## Start Excerpted data

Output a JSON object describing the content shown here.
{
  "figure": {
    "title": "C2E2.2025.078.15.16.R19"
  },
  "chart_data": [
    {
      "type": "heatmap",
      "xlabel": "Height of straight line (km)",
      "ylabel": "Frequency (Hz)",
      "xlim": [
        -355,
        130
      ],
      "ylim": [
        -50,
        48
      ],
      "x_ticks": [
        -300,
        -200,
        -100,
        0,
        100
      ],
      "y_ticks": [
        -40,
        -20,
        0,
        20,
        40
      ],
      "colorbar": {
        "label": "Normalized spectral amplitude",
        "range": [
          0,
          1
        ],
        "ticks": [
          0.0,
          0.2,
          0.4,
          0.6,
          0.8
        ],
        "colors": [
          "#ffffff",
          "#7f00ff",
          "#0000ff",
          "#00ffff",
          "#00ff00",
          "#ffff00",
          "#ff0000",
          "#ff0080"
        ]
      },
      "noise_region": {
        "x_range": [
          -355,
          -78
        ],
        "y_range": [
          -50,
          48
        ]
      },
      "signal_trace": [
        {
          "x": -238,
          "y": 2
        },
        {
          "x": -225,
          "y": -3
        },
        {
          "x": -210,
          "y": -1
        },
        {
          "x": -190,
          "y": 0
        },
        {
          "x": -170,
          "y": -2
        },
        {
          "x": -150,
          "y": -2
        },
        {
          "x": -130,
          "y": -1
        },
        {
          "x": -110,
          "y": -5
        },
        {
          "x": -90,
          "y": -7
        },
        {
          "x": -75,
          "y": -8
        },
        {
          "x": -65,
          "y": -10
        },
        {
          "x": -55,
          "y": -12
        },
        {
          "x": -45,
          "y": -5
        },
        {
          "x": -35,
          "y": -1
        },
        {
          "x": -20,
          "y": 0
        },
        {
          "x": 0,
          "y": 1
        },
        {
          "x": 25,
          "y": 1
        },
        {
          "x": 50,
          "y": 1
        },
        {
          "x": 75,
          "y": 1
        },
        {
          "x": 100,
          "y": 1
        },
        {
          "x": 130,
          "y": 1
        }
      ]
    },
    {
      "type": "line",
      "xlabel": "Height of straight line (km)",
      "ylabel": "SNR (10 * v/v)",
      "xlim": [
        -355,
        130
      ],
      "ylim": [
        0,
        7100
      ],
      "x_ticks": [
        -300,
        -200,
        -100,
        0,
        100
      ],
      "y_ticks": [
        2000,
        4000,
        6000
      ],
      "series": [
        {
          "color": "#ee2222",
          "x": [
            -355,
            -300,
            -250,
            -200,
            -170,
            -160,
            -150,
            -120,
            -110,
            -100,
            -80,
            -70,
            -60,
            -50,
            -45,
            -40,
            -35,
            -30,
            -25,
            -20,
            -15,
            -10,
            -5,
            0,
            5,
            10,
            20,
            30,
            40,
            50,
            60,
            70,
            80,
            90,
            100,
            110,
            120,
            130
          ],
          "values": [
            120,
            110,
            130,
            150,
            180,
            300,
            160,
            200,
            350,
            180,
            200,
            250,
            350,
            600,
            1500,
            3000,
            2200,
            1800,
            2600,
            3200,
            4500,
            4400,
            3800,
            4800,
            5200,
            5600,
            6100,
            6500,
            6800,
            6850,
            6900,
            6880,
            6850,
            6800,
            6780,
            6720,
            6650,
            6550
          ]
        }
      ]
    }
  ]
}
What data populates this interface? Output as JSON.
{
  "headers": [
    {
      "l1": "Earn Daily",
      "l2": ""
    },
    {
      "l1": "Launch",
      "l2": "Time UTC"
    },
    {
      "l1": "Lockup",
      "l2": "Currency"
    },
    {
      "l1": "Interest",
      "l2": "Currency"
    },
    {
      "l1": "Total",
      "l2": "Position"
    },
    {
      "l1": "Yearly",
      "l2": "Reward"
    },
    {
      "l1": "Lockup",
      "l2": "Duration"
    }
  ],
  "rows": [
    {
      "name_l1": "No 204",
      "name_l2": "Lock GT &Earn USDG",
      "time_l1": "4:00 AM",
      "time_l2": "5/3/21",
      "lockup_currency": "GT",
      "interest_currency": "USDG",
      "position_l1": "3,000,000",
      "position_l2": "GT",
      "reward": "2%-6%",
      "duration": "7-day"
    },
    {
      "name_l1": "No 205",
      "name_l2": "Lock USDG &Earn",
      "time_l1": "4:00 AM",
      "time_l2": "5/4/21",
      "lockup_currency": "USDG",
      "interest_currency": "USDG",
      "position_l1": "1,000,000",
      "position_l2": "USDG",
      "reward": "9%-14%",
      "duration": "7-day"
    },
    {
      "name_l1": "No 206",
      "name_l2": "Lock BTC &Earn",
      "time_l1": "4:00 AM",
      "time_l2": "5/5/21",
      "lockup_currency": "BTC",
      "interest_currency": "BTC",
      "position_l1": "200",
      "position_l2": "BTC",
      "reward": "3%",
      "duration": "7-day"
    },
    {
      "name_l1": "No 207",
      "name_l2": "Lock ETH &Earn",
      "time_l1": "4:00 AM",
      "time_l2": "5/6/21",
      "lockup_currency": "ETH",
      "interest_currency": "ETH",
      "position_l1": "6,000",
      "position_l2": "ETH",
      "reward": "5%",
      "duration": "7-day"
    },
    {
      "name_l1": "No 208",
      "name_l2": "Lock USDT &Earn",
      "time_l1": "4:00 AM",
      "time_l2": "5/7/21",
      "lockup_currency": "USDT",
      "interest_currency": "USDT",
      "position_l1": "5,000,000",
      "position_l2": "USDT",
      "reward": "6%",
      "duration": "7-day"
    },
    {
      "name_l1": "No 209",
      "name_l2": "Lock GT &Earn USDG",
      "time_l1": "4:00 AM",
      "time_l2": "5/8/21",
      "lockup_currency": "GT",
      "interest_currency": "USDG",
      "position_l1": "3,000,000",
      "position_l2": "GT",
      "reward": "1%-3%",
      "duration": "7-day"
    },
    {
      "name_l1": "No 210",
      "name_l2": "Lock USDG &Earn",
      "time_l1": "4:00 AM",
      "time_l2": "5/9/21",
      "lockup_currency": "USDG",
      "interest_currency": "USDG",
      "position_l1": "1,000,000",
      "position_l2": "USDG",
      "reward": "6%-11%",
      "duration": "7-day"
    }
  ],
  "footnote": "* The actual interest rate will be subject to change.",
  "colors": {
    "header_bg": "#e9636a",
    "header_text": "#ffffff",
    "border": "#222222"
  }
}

## End Excerpted data

From the data, list each line in which the string "Earn" appears.

- Task output
      "l1": "Earn Daily",
      "name_l2": "Lock GT &Earn USDG",
      "name_l2": "Lock USDG &Earn",
      "name_l2": "Lock BTC &Earn",
      "name_l2": "Lock ETH &Earn",
      "name_l2": "Lock USDT &Earn",
      "name_l2": "Lock GT &Earn USDG",
      "name_l2": "Lock USDG &Earn",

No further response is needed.